## TASK DIRECTIONS
Lines containing the string "color" are to be counted; report only how many there are.

■ ■ ■ ■

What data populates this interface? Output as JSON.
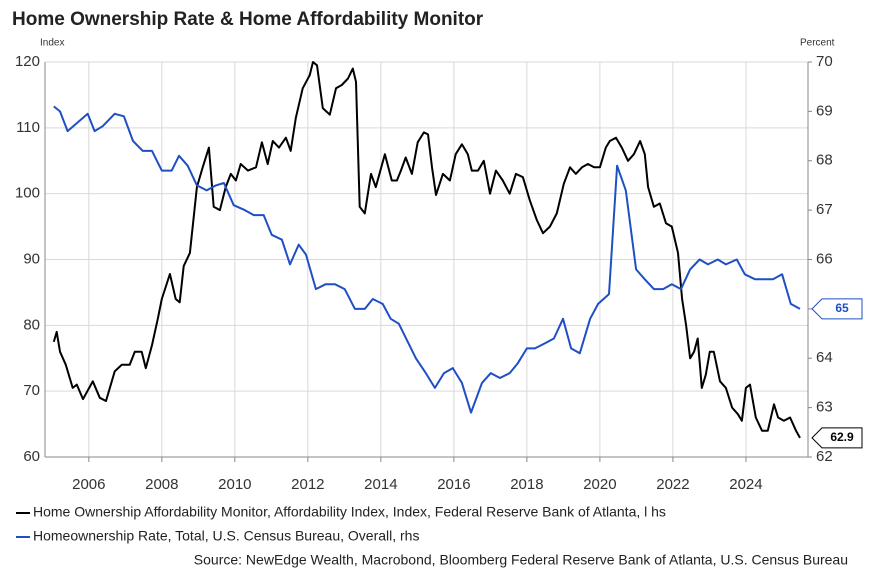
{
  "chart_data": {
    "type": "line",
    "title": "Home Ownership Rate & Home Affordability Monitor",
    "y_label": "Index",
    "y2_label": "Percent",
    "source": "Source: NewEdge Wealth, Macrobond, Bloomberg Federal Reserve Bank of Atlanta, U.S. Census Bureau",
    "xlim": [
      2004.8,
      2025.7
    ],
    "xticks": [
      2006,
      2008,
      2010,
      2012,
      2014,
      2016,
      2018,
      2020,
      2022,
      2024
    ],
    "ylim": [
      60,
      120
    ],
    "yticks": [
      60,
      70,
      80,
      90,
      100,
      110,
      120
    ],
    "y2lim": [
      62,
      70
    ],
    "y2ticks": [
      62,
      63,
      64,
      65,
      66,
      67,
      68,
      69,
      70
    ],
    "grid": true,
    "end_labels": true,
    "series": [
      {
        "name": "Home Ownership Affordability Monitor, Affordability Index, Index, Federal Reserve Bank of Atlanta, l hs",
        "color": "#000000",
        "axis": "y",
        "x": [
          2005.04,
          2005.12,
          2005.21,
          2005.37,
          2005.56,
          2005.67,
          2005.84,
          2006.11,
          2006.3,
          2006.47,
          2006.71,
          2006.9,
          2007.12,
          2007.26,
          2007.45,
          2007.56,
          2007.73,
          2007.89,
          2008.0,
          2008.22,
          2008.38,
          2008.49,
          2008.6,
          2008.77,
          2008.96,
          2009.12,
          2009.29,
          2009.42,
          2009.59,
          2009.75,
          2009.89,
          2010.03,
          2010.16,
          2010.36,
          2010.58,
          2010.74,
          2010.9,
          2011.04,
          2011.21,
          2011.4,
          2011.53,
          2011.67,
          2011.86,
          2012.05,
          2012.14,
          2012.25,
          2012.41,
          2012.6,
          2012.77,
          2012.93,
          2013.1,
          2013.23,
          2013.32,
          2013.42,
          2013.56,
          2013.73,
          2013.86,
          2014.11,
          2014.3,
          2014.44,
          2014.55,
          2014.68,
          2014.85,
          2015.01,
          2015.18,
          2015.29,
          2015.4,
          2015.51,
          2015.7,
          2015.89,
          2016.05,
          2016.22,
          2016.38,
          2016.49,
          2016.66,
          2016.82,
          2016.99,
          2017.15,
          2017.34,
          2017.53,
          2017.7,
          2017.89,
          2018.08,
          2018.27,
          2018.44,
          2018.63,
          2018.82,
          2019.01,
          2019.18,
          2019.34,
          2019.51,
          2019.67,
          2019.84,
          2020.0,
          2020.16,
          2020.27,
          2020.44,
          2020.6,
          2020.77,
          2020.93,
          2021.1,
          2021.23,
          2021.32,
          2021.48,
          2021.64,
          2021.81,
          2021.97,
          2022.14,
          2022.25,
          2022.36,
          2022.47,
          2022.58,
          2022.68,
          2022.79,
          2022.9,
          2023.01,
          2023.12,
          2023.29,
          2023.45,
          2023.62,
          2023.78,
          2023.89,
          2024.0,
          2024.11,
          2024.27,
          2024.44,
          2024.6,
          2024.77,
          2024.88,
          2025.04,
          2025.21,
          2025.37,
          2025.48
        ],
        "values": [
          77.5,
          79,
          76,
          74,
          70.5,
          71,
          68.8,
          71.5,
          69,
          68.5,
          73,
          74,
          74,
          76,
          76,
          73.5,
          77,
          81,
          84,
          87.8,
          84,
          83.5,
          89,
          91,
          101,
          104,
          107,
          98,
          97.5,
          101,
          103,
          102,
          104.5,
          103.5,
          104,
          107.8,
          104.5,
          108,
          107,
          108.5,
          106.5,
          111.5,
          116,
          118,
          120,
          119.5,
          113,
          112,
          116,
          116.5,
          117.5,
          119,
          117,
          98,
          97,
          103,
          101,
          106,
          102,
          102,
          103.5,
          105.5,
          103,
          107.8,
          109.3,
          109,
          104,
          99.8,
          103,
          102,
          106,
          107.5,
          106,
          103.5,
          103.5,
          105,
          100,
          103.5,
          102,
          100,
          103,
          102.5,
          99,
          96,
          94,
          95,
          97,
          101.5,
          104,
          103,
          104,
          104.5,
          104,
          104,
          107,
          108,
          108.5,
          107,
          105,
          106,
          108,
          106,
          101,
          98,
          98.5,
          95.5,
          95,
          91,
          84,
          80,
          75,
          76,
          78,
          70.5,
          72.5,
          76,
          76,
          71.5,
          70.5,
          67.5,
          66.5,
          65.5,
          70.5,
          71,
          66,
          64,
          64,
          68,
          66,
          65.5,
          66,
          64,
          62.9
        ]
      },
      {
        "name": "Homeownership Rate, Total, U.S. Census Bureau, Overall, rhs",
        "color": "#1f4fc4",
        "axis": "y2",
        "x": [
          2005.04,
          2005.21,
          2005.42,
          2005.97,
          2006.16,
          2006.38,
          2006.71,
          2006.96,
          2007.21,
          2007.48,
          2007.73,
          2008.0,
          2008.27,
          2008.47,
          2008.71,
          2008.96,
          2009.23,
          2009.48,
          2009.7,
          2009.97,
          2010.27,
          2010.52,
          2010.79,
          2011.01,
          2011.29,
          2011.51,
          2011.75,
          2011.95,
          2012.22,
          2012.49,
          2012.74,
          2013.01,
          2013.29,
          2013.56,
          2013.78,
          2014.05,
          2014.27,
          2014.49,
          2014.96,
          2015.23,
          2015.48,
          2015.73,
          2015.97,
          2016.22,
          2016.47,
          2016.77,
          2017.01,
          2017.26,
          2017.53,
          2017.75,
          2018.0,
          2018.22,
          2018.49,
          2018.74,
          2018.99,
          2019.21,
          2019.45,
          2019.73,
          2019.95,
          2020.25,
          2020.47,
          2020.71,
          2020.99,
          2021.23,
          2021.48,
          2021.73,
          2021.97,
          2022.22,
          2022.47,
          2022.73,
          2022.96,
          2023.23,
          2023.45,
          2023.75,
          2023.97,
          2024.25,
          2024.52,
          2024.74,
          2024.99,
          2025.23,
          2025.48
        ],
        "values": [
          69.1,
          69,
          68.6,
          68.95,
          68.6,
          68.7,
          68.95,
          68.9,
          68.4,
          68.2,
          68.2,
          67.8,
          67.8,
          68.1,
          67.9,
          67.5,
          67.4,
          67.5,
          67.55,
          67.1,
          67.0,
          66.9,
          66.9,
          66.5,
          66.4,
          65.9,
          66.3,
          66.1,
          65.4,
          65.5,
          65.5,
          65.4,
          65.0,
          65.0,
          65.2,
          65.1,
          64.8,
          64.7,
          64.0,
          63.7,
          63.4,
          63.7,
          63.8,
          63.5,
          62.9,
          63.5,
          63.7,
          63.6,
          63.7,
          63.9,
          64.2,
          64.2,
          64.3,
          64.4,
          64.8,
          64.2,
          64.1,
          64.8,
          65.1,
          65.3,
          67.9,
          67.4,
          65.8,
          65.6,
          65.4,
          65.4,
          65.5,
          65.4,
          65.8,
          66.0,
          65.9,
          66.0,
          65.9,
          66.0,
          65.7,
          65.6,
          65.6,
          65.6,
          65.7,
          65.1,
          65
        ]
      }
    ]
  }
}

■ ■ ■ ■

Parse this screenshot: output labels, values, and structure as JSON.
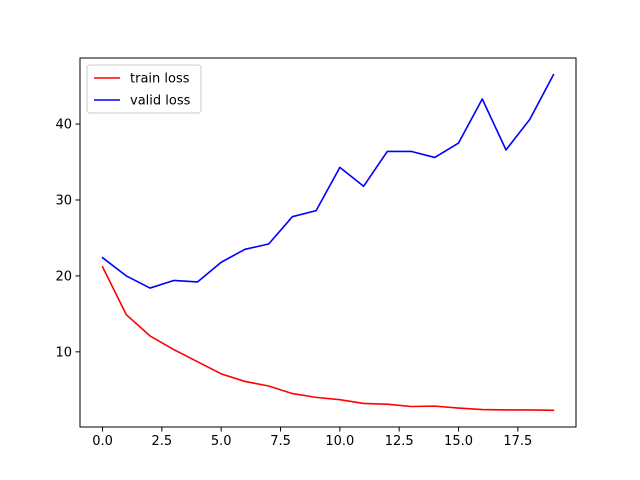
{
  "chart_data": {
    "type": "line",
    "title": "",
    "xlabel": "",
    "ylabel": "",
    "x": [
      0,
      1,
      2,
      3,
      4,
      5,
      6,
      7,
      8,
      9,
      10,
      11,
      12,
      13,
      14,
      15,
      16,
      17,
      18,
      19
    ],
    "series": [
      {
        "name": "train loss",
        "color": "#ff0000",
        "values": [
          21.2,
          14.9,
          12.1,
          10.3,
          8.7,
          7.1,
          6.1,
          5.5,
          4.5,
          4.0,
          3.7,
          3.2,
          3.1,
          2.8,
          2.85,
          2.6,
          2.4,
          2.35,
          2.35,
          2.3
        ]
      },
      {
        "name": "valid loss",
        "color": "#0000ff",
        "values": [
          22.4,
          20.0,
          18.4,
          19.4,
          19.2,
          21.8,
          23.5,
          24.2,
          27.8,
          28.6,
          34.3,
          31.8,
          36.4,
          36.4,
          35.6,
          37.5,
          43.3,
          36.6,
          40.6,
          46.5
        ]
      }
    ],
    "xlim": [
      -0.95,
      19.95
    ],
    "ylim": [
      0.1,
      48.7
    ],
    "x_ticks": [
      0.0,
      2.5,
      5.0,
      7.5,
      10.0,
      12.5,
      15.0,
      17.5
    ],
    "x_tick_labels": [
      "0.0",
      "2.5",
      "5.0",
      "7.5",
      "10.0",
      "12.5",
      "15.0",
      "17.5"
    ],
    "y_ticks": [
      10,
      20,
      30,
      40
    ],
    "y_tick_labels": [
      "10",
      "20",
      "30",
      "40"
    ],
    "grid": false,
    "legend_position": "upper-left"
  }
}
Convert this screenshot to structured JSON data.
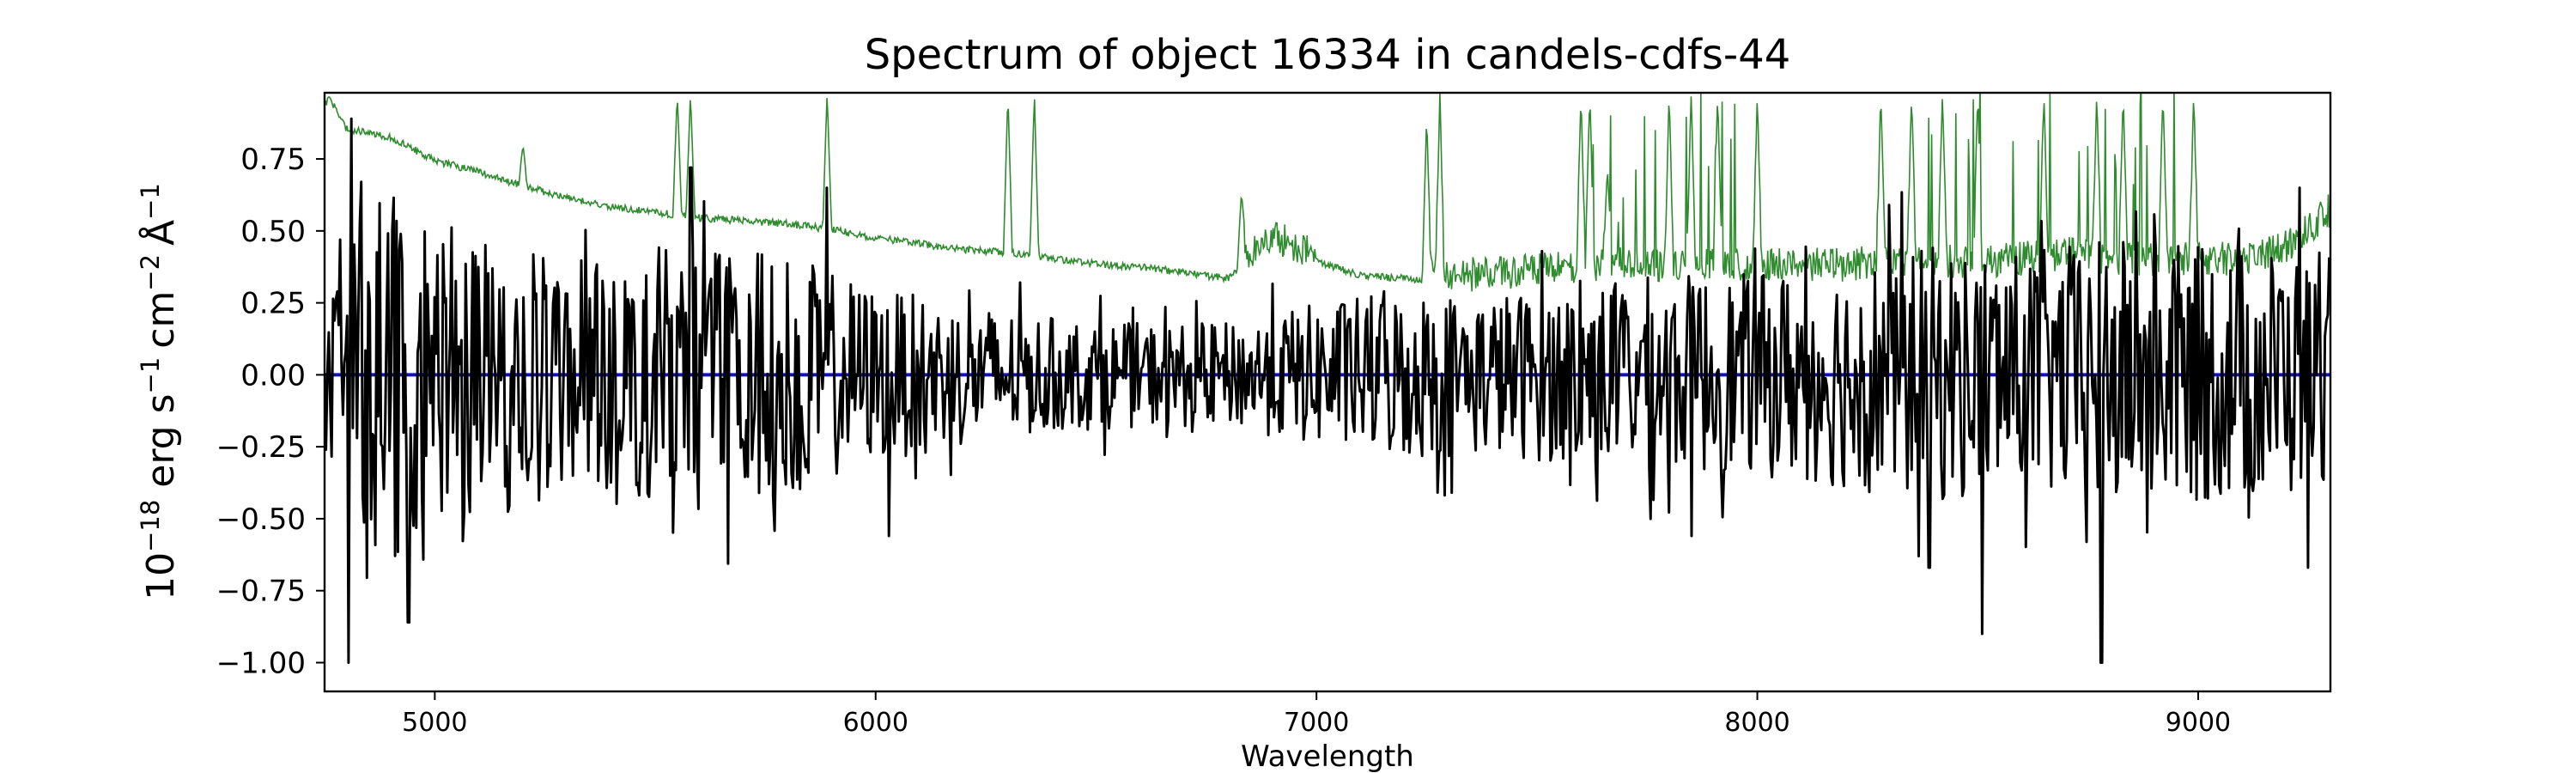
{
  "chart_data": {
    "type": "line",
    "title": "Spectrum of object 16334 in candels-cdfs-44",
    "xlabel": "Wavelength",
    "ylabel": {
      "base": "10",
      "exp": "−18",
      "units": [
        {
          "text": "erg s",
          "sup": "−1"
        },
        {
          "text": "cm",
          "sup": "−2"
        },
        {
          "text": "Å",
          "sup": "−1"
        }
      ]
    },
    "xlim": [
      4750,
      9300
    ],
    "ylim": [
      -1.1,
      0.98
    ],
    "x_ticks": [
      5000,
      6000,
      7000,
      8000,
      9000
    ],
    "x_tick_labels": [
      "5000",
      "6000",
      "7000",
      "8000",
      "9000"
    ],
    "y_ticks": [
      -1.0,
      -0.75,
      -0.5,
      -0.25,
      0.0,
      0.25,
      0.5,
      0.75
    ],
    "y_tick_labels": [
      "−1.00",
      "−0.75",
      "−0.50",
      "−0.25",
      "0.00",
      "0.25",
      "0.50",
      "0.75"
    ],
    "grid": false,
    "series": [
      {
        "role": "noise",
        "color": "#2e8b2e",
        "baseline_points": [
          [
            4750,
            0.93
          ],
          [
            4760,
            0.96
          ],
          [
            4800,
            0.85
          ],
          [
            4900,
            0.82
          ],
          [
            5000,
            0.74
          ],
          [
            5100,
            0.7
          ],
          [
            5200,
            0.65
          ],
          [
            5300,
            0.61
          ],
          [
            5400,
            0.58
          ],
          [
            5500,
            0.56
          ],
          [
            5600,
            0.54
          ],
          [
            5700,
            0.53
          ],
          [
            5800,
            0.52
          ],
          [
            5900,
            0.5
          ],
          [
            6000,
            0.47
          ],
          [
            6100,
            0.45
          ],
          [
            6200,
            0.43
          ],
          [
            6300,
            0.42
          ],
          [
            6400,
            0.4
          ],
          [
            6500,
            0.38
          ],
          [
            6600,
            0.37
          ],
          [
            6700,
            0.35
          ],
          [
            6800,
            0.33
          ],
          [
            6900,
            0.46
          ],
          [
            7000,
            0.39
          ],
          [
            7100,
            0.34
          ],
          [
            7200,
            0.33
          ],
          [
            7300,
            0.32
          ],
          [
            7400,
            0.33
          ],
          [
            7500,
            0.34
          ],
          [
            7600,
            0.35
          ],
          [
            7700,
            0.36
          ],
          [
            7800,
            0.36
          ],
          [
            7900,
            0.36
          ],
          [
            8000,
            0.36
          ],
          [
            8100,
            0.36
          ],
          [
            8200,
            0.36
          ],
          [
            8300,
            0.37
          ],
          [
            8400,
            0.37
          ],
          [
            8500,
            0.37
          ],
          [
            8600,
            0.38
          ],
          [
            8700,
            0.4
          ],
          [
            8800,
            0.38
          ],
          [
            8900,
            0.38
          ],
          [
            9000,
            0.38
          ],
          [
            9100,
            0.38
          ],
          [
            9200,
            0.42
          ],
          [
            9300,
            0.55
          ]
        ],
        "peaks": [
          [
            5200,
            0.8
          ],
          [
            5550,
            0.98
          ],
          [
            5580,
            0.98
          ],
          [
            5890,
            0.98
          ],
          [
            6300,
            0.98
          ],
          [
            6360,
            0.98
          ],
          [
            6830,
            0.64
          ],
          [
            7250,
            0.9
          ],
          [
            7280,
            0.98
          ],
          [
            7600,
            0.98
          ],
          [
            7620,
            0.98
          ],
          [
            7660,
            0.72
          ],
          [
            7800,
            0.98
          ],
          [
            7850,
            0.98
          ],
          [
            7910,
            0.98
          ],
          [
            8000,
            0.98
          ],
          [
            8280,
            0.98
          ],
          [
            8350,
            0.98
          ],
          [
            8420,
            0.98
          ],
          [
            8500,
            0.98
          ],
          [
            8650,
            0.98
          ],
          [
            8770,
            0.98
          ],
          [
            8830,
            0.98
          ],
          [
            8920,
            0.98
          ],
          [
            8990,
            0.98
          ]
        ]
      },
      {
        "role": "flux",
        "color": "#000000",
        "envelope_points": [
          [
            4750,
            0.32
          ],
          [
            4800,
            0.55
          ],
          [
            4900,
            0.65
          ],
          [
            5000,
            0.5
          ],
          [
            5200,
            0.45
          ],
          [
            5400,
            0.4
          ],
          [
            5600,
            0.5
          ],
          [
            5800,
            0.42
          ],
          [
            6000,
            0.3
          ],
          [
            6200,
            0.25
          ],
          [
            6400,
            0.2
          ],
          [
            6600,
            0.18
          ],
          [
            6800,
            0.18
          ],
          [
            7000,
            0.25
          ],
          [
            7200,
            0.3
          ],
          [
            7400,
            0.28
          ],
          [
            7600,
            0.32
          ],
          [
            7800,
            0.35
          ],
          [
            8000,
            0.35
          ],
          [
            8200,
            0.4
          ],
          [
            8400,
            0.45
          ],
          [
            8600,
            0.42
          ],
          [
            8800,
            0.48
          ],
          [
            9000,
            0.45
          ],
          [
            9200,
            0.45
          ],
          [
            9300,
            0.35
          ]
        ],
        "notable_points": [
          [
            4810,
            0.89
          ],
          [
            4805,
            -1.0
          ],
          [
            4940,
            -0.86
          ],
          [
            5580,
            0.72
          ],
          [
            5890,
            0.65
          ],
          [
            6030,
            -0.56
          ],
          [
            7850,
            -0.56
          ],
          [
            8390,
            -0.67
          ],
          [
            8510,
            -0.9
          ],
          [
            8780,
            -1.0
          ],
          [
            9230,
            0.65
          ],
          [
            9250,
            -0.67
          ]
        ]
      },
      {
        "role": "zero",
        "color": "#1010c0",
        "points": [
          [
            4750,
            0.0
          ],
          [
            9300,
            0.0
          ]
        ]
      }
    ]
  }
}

■ ■ ■ ■

## WRITTEN SOLUTION
7